Everything from the line that contains "Give me a plain-text" through the final line of the records below should be quoted exactly, except the pictures.

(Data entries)
------------------------------
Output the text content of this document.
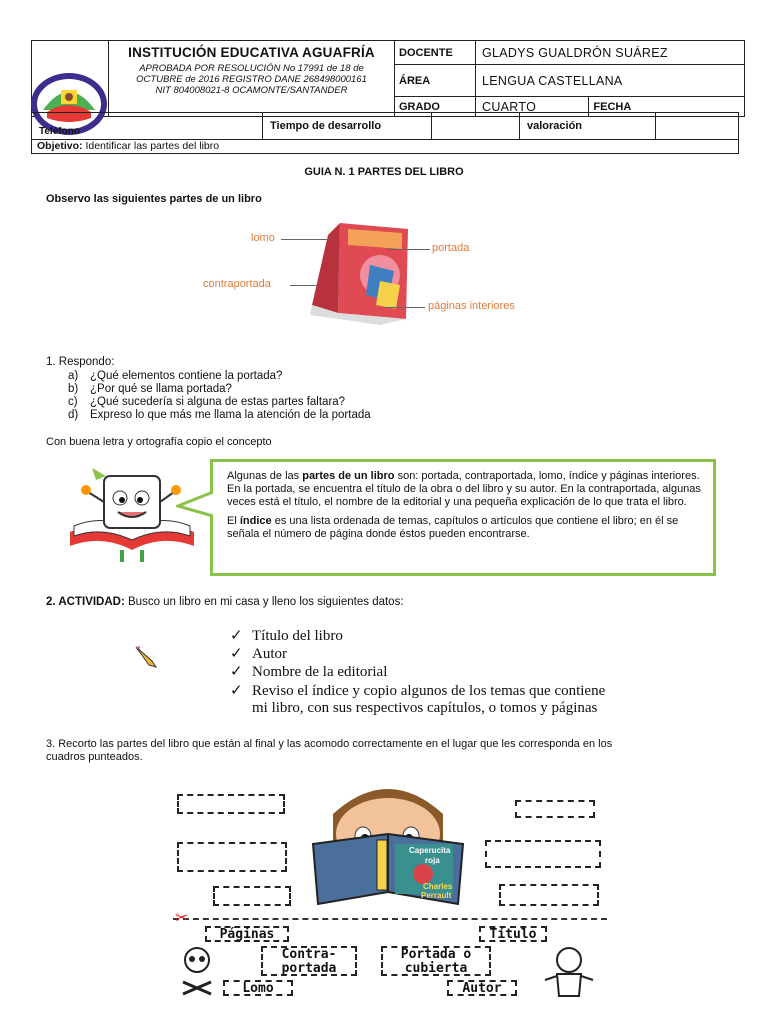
INSTITUCIÓN EDUCATIVA AGUAFRÍA
APROBADA POR RESOLUCIÓN No 17991 de 18 de
OCTUBRE de 2016 REGISTRO DANE 268498000161
NIT 804008021-8 OCAMONTE/SANTANDER	DOCENTE	GLADYS GUALDRÓN SUÁREZ	
		ÁREA	LENGUA CASTELLANA	
		GRADO	CUARTO	FECHA
Teléfono	Tiempo de desarrollo	valoración
Objetivo: Identificar las partes del libro
GUIA N. 1 PARTES DEL LIBRO
Observo las siguientes partes de un libro
lomo
portada
contraportada
páginas interiores
1. Respondo:
a) ¿Qué elementos contiene la portada?
b) ¿Por qué se llama portada?
c) ¿Qué sucedería si alguna de estas partes faltara?
d) Expreso lo que más me llama la atención de la portada
Con buena letra y ortografía copio el concepto

Algunas de las partes de un libro son: portada, contraportada, lomo, índice y páginas interiores. En la portada, se encuentra el título de la obra o del libro y su autor. En la contraportada, algunas veces está el título, el nombre de la editorial y una pequeña explicación de lo que trata el libro.

El índice es una lista ordenada de temas, capítulos o artículos que contiene el libro; en él se señala el número de página donde éstos pueden encontrarse.

2. ACTIVIDAD: Busco un libro en mi casa y lleno los siguientes datos:
✓ Título del libro
✓ Autor
✓ Nombre de la editorial
✓ Reviso el índice y copio algunos de los temas que contiene
mi libro, con sus respectivos capítulos, o tomos y páginas
3. Recorto las partes del libro que están al final y las acomodo correctamente en el lugar que les corresponda en los
cuadros punteados.
Caperucita
roja
Charles
Perrault
✂
Páginas	Título
Contra-
portada
Portada o
cubierta
Lomo	Autor
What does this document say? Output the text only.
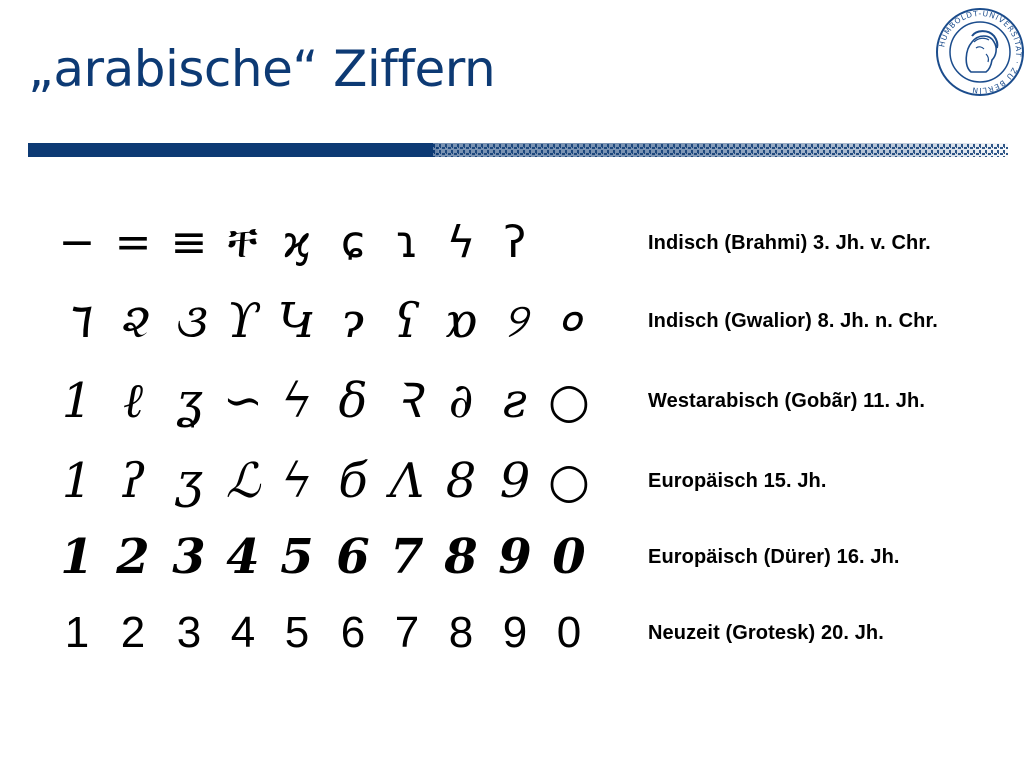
„arabische“ Ziffern	HUMBOLDT-UNIVERSITÄT · ZU BERLIN
− = ≡ ቸ ϗ ɕ ɿ ϟ ʔ	Indisch (Brahmi) 3. Jh. v. Chr.
٦ ૨ ૩ ϒ Կ ɂ ʕ ɒ ୨ ०	Indisch (Gwalior) 8. Jh. n. Chr.
1 ℓ ʓ ∽ ϟ δ Ꝛ ∂ ƨ ○	Westarabisch (Gobãr) 11. Jh.
1 ʔ ʒ ℒ ϟ б Λ 8 9 ○	Europäisch 15. Jh.
1 2 3 4 5 6 7 8 9 0	Europäisch (Dürer) 16. Jh.
1 2 3 4 5 6 7 8 9 0	Neuzeit (Grotesk) 20. Jh.
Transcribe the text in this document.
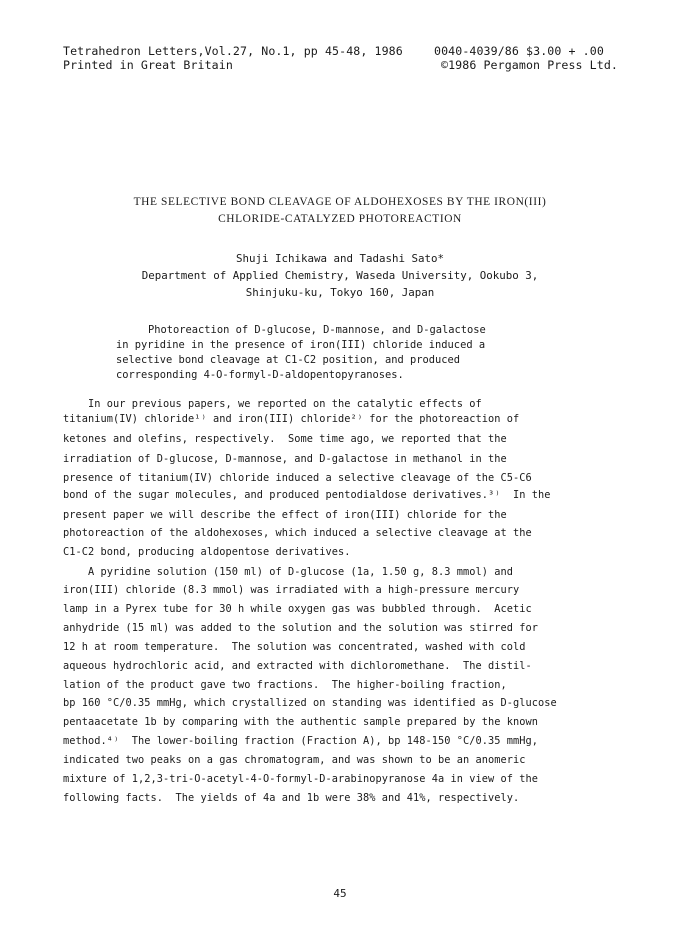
Tetrahedron Letters,Vol.27, No.1, pp 45-48, 1986
Printed in Great Britain
0040-4039/86 $3.00 + .00
©1986 Pergamon Press Ltd.
THE SELECTIVE BOND CLEAVAGE OF ALDOHEXOSES BY THE IRON(III)
CHLORIDE-CATALYZED PHOTOREACTION
Shuji Ichikawa and Tadashi Sato*
Department of Applied Chemistry, Waseda University, Ookubo 3,
Shinjuku-ku, Tokyo 160, Japan
Photoreaction of D-glucose, D-mannose, and D-galactose
in pyridine in the presence of iron(III) chloride induced a
selective bond cleavage at C1-C2 position, and produced
corresponding 4-O-formyl-D-aldopentopyranoses.
In our previous papers, we reported on the catalytic effects of
titanium(IV) chloride¹⁾ and iron(III) chloride²⁾ for the photoreaction of
ketones and olefins, respectively.  Some time ago, we reported that the
irradiation of D-glucose, D-mannose, and D-galactose in methanol in the
presence of titanium(IV) chloride induced a selective cleavage of the C5-C6
bond of the sugar molecules, and produced pentodialdose derivatives.³⁾  In the
present paper we will describe the effect of iron(III) chloride for the
photoreaction of the aldohexoses, which induced a selective cleavage at the
C1-C2 bond, producing aldopentose derivatives.
A pyridine solution (150 ml) of D-glucose (1a, 1.50 g, 8.3 mmol) and
iron(III) chloride (8.3 mmol) was irradiated with a high-pressure mercury
lamp in a Pyrex tube for 30 h while oxygen gas was bubbled through.  Acetic
anhydride (15 ml) was added to the solution and the solution was stirred for
12 h at room temperature.  The solution was concentrated, washed with cold
aqueous hydrochloric acid, and extracted with dichloromethane.  The distil-
lation of the product gave two fractions.  The higher-boiling fraction,
bp 160 °C/0.35 mmHg, which crystallized on standing was identified as D-glucose
pentaacetate 1b by comparing with the authentic sample prepared by the known
method.⁴⁾  The lower-boiling fraction (Fraction A), bp 148-150 °C/0.35 mmHg,
indicated two peaks on a gas chromatogram, and was shown to be an anomeric
mixture of 1,2,3-tri-O-acetyl-4-O-formyl-D-arabinopyranose 4a in view of the
following facts.  The yields of 4a and 1b were 38% and 41%, respectively.
45
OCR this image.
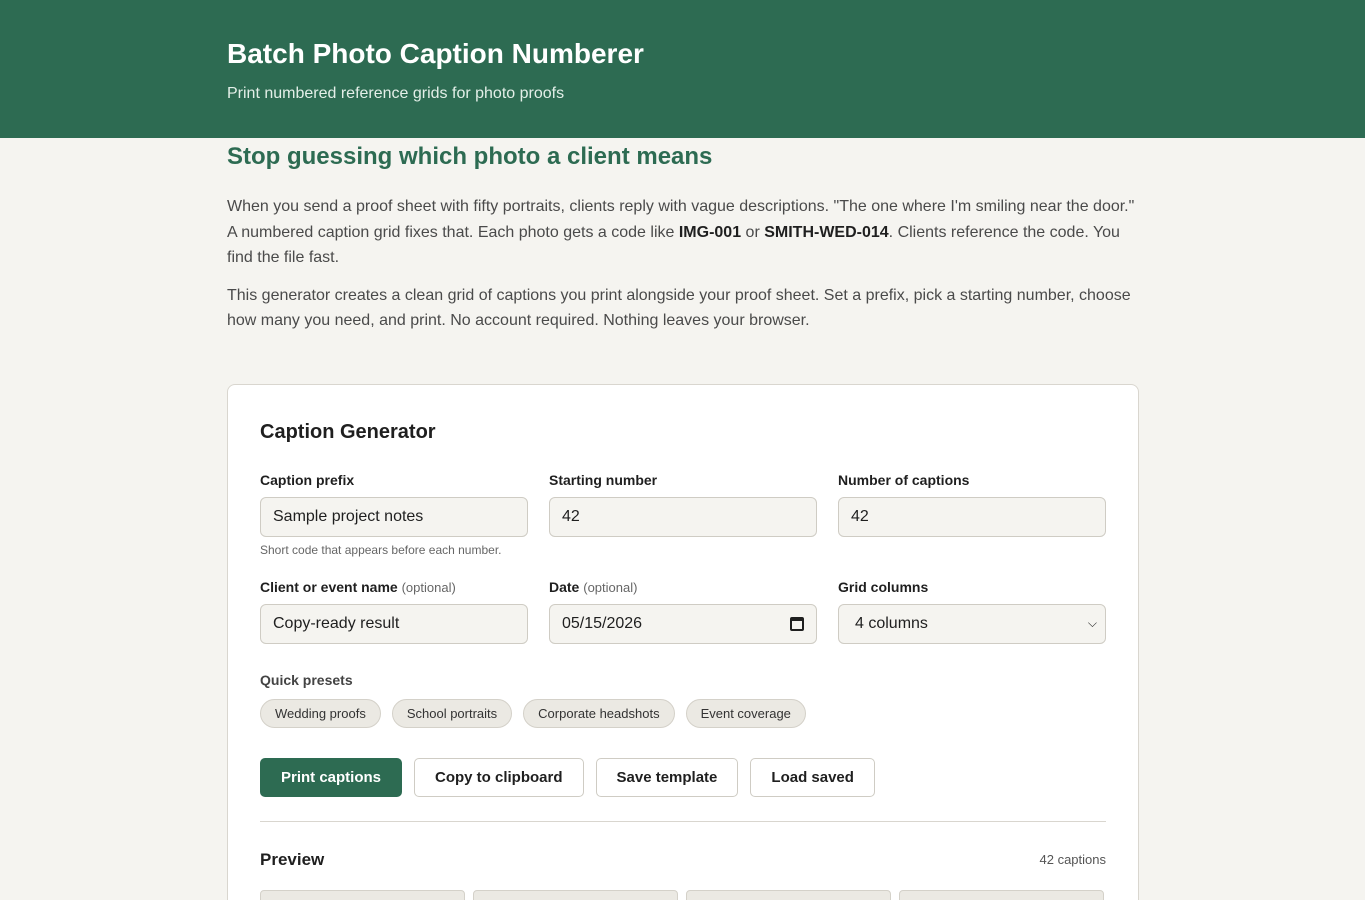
Batch Photo Caption Numberer

Print numbered reference grids for photo proofs

Stop guessing which photo a client means

When you send a proof sheet with fifty portraits, clients reply with vague descriptions. "The one where I'm smiling near the door." A numbered caption grid fixes that. Each photo gets a code like IMG-001 or SMITH-WED-014. Clients reference the code. You find the file fast.

This generator creates a clean grid of captions you print alongside your proof sheet. Set a prefix, pick a starting number, choose how many you need, and print. No account required. Nothing leaves your browser.

Caption Generator
Caption prefix
Sample project notes
Short code that appears before each number.
Starting number
42
Number of captions
42
Client or event name (optional)
Copy-ready result
Date (optional)
05/15/2026
Grid columns
4 columns	⌵
Quick presets
Wedding proofs	School portraits	Corporate headshots	Event coverage
Print captions	Copy to clipboard	Save template	Load saved
Preview	42 captions
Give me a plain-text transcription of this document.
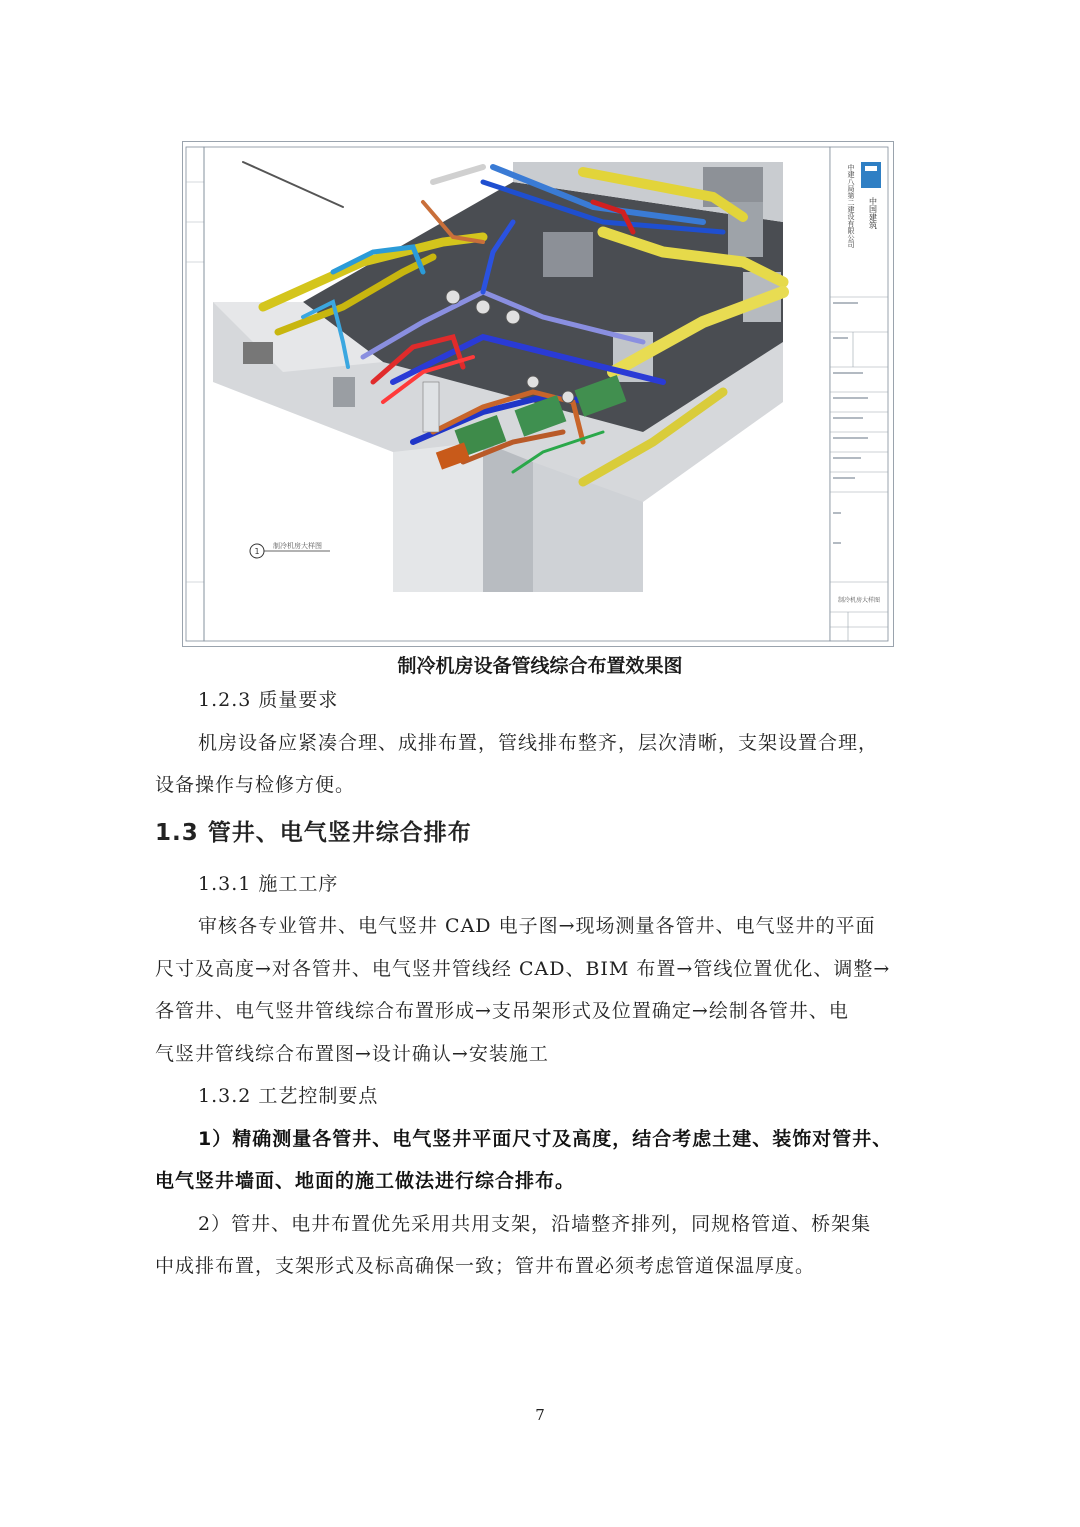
1
制冷机房大样图
中国建筑
中建八局第二建设有限公司
制冷机房大样图
制冷机房设备管线综合布置效果图
1.2.3 质量要求
机房设备应紧凑合理、成排布置，管线排布整齐，层次清晰，支架设置合理，
设备操作与检修方便。
1.3 管井、电气竖井综合排布
1.3.1 施工工序
审核各专业管井、电气竖井 CAD 电子图→现场测量各管井、电气竖井的平面
尺寸及高度→对各管井、电气竖井管线经 CAD、BIM 布置→管线位置优化、调整→
各管井、电气竖井管线综合布置形成→支吊架形式及位置确定→绘制各管井、电
气竖井管线综合布置图→设计确认→安装施工
1.3.2 工艺控制要点
1）精确测量各管井、电气竖井平面尺寸及高度，结合考虑土建、装饰对管井、
电气竖井墙面、地面的施工做法进行综合排布。
2）管井、电井布置优先采用共用支架，沿墙整齐排列，同规格管道、桥架集
中成排布置，支架形式及标高确保一致；管井布置必须考虑管道保温厚度。
7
------------------------------
## ANSWER TO THE EXERCISE
Give me a plain-text transcription of this document.
1
制冷机房大样图
中国建筑
中建八局第二建设有限公司
制冷机房大样图
制冷机房设备管线综合布置效果图
1.2.3 质量要求
机房设备应紧凑合理、成排布置，管线排布整齐，层次清晰，支架设置合理，
设备操作与检修方便。
1.3 管井、电气竖井综合排布
1.3.1 施工工序
审核各专业管井、电气竖井 CAD 电子图→现场测量各管井、电气竖井的平面
尺寸及高度→对各管井、电气竖井管线经 CAD、BIM 布置→管线位置优化、调整→
各管井、电气竖井管线综合布置形成→支吊架形式及位置确定→绘制各管井、电
气竖井管线综合布置图→设计确认→安装施工
1.3.2 工艺控制要点
1）精确测量各管井、电气竖井平面尺寸及高度，结合考虑土建、装饰对管井、
电气竖井墙面、地面的施工做法进行综合排布。
2）管井、电井布置优先采用共用支架，沿墙整齐排列，同规格管道、桥架集
中成排布置，支架形式及标高确保一致；管井布置必须考虑管道保温厚度。
7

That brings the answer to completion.